• Texte à lire:
---+---
Un logo reconnaissable orne le muret d’accueil du site à la sortie de Cork, petite ville au sud de l’Irlande. Les lieux ont des airs de déjà-vu, mais on est loin de l’Apple Park. Bienvenue chez Apple Irlande, une entité ouverte en 1980 et qui a désormais le privilège de concevoir l’iMac à la demande pour l’Europe.

Mais si, ici, les chaînes de production sont dédiées à l’ordinateur tout-en-un de la marque, de l’assemblage à l'expédition en passant par les différents contrôles, d’autres bâtiments ont un rôle prépondérant dans la machinerie Apple. Car parmi les 6000 employés des lieux, on trouve le service clientèle mondial AppleCare, mais aussi le département de Recherche & Développement ainsi que des laboratoires de test.

Le campus d'Apple à Cork (Irlande)
Le campus d'Apple à Cork (Irlande) © Tech&Co

L’un des plus grands centres de test d’Apple

Tech&Co a pu se rendre dans les laboratoires irlandais où l’on “violente” ainsi les futurs produits maison pour être sûr qu’ils arriveront entre les mains de leurs propriétaires en étant 100% opérationnels. Il en existe une centaine à travers le monde, équipés des derniers équipements de pointe pour pister n’importe quel défaut. Celui de Cork est l’un des plus grands.

Car le but est de s'assurer des prouesses d’un futur iPhone, iPad, Mac ou d’une Apple Watch. Et chacun va passer près de 50 tests de fiabilité différents avant d’être jugé apte au service. Car il faut réfléchir à chaque usage qui peut en être fait, à la façon dont les utilisateurs vont l’éprouver, les chocs qu’il peut recevoir, par maladresse parfois ou par énervement, explique-t-on du côté des experts d’Apple. Un iPhone va par exemple subir des milliers de maltraitances de son écran, de son châssis, des contorsions, des secousses afin de déceler la moindre défaillance.

Plus de 10.000 unités passeront ainsi dans ces laboratoires pour détecter les améliorations à apporter pour renforcer l’efficacité et la résistance du smartphone, mais aussi s’assurer que ses équipements sont conçus pour durer. Tout cela avant que le prototype final n'ait la validation pour devenir le prochain porte-étendard de la marque.
---+---
• Lignes de données:
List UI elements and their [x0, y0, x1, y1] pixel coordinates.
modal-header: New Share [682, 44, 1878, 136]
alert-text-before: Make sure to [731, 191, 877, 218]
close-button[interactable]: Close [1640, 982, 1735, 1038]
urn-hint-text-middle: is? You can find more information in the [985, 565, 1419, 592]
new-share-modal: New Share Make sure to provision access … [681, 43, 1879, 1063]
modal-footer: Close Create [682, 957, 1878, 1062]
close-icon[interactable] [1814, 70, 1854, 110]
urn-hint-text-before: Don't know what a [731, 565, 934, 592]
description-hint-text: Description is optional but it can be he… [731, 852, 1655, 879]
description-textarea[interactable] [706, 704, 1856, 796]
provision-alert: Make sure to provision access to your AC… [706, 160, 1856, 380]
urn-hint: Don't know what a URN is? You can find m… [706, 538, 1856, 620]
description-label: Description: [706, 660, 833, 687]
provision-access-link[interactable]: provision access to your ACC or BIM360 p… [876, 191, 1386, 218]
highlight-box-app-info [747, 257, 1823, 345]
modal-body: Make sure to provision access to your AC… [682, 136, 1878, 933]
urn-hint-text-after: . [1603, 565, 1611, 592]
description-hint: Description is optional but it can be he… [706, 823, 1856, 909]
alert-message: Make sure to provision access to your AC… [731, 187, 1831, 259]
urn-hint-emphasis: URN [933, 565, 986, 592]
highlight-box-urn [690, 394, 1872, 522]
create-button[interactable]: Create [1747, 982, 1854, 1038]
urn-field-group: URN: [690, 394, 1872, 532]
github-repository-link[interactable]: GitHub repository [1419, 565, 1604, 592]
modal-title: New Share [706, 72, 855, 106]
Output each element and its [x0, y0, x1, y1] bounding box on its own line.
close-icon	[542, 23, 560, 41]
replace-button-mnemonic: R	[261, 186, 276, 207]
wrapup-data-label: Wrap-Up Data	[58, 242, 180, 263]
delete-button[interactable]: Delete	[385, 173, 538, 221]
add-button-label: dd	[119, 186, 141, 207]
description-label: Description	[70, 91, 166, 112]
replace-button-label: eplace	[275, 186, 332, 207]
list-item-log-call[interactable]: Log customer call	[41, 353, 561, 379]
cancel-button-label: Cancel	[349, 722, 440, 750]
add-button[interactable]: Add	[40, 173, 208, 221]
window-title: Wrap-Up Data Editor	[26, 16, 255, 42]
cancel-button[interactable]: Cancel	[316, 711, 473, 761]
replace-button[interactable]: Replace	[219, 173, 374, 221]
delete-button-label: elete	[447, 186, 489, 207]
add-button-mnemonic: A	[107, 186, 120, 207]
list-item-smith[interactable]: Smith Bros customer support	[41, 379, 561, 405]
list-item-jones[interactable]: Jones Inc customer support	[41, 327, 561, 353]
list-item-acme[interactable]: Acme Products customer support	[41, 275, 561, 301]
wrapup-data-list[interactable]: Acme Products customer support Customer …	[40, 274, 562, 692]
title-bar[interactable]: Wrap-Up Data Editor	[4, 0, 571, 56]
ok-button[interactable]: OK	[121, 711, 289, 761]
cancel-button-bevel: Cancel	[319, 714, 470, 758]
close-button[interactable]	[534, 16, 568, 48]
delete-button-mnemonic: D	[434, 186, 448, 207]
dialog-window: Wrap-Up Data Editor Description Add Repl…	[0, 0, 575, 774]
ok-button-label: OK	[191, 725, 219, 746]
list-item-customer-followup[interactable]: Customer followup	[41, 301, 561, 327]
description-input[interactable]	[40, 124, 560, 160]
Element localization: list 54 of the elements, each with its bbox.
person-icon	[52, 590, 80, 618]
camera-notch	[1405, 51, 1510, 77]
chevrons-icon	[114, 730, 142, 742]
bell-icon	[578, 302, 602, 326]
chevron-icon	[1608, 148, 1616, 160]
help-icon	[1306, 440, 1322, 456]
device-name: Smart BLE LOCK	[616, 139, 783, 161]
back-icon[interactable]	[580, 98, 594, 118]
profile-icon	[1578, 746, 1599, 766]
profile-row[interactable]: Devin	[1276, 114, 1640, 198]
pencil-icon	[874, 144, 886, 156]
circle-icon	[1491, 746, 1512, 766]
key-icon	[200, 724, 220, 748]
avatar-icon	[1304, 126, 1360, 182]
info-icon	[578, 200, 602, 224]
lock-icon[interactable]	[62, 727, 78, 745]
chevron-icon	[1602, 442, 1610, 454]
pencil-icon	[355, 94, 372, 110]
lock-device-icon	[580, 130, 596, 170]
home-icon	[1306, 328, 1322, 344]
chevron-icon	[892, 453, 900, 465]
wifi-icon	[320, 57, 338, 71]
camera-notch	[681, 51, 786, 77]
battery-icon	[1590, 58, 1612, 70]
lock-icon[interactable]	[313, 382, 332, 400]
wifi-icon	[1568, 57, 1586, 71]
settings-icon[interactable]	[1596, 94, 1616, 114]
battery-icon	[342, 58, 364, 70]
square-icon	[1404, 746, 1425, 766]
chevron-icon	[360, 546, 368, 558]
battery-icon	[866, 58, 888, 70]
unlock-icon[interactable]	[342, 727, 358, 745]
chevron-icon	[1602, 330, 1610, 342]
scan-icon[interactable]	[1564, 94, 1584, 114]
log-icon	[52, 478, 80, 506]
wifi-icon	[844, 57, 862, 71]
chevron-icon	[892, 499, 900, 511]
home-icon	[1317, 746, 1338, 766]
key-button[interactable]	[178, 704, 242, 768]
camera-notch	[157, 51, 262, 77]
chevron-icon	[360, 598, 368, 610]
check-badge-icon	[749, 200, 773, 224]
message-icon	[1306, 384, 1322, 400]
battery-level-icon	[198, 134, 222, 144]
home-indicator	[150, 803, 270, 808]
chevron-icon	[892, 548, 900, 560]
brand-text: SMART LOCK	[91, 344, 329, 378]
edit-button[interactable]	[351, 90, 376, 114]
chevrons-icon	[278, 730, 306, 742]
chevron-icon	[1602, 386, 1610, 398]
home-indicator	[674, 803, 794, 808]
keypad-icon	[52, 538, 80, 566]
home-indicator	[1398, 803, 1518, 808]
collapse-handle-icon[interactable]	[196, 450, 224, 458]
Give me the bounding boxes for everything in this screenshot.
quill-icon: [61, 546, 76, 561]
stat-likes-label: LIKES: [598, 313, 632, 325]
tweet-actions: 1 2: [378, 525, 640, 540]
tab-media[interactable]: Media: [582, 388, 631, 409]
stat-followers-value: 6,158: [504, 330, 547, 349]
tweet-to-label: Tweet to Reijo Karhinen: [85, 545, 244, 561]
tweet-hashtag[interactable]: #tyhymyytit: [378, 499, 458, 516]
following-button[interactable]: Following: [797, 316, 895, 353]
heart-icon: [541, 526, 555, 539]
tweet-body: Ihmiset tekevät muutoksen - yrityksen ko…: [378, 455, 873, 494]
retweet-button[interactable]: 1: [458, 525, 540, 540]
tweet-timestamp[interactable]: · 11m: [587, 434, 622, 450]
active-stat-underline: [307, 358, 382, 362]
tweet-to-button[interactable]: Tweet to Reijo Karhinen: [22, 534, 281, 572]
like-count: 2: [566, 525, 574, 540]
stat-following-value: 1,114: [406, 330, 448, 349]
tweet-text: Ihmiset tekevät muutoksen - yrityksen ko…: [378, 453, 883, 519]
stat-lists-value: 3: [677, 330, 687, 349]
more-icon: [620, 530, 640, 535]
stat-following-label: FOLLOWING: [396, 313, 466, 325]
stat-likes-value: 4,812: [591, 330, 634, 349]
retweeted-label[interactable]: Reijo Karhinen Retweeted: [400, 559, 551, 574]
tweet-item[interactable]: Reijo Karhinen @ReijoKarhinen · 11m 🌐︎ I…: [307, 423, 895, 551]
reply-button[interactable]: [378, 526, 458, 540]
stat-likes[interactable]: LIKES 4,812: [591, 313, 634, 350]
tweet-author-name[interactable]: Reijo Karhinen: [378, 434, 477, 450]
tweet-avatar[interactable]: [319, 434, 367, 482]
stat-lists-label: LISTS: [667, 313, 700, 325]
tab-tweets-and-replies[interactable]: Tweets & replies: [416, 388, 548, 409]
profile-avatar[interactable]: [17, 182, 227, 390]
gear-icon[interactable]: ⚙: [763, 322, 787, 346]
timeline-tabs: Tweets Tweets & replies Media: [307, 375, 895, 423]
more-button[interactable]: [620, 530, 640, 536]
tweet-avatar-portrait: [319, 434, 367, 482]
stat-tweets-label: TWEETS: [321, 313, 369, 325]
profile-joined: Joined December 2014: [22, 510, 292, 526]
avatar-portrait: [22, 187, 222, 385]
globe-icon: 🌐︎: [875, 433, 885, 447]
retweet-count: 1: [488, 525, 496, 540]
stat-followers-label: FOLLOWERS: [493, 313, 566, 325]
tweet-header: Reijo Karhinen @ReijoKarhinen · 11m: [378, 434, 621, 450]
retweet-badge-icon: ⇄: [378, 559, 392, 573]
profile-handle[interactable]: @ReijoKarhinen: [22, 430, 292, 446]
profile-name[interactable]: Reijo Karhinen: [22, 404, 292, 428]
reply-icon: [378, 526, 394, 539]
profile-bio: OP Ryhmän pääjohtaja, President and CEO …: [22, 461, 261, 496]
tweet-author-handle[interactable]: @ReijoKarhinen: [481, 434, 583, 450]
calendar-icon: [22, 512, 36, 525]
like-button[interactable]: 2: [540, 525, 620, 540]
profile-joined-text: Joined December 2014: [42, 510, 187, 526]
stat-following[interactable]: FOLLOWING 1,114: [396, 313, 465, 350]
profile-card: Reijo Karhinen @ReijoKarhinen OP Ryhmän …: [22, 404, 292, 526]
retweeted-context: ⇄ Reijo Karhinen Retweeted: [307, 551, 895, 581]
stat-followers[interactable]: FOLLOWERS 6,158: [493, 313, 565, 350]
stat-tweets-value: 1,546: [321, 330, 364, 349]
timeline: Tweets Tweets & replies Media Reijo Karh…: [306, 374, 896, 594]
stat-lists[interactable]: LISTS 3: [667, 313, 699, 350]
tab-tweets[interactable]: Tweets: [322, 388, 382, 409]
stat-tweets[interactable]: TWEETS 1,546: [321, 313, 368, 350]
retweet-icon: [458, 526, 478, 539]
---+---
• Travail à réaliser:
• 1. Répondez à ces questions sur le texte à lire :
(a) En quelle année l'entité Apple Irlande a-t-elle été ouverte ?
(b) Combien d'employés compte le site de Cork ?
(c) Combien de tests de fiabilité différents chaque appareil passe-t-il environ avant d'être jugé apte au service ?
• 2. Recopiez sans changement le passage du texte à lire qui commence par « Un logo reconnaissable » et se poursuit jusqu'à « laboratoires de test. ».
Appuyez-vous uniquement sur le texte à lire pour répondre.

• Réponses rédigées:
• 1.
(a) En 1980.
(b) 6000 employés.
(c) Près de 50 tests de fiabilité différents.

• 2.
Un logo reconnaissable orne le muret d’accueil du site à la sortie de Cork, petite ville au sud de l’Irlande. Les lieux ont des airs de déjà-vu, mais on est loin de l’Apple Park. Bienvenue chez Apple Irlande, une entité ouverte en 1980 et qui a désormais le privilège de concevoir l’iMac à la demande pour l’Europe.

Mais si, ici, les chaînes de production sont dédiées à l’ordinateur tout-en-un de la marque, de l’assemblage à l'expédition en passant par les différents contrôles, d’autres bâtiments ont un rôle prépondérant dans la machinerie Apple. Car parmi les 6000 employés des lieux, on trouve le service clientèle mondial AppleCare, mais aussi le département de Recherche & Développement ainsi que des laboratoires de test.